▶ **Given instruction**:
For this exercise, copy out each line of the material below that includes "Berkeley".
___ Dataset
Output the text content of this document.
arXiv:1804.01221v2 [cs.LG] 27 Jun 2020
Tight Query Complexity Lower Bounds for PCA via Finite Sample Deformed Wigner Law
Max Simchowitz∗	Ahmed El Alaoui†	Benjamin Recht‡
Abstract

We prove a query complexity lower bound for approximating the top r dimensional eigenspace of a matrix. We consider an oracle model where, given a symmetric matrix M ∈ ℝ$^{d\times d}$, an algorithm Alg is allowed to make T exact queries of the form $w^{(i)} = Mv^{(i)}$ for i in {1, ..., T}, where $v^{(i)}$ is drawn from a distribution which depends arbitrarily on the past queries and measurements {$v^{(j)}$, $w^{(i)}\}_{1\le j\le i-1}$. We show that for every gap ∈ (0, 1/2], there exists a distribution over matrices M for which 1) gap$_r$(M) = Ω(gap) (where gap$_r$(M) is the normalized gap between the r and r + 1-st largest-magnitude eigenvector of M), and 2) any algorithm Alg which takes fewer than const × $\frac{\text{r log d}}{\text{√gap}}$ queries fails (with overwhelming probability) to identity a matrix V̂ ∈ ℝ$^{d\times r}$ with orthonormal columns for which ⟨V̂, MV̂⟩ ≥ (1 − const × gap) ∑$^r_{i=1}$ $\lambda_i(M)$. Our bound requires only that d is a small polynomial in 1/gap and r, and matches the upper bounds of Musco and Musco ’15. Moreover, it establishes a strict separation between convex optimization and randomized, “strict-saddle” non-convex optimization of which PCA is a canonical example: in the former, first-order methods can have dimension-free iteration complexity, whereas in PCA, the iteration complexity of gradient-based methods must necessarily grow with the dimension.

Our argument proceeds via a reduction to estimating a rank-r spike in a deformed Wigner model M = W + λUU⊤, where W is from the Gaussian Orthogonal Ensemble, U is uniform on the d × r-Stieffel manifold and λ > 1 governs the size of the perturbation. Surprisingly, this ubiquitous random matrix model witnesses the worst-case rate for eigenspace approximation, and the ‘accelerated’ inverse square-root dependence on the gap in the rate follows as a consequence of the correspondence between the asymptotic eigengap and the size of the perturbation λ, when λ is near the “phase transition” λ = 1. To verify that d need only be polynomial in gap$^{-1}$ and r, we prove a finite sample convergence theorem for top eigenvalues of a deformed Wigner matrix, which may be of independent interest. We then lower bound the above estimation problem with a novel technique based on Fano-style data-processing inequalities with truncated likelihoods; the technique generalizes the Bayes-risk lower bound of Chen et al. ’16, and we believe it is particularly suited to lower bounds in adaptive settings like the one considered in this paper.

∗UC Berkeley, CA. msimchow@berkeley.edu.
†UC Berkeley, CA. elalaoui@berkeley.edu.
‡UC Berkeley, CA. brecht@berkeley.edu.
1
______
▶ **Task answer**:
∗UC Berkeley, CA. msimchow@berkeley.edu.
†UC Berkeley, CA. elalaoui@berkeley.edu.
‡UC Berkeley, CA. brecht@berkeley.edu.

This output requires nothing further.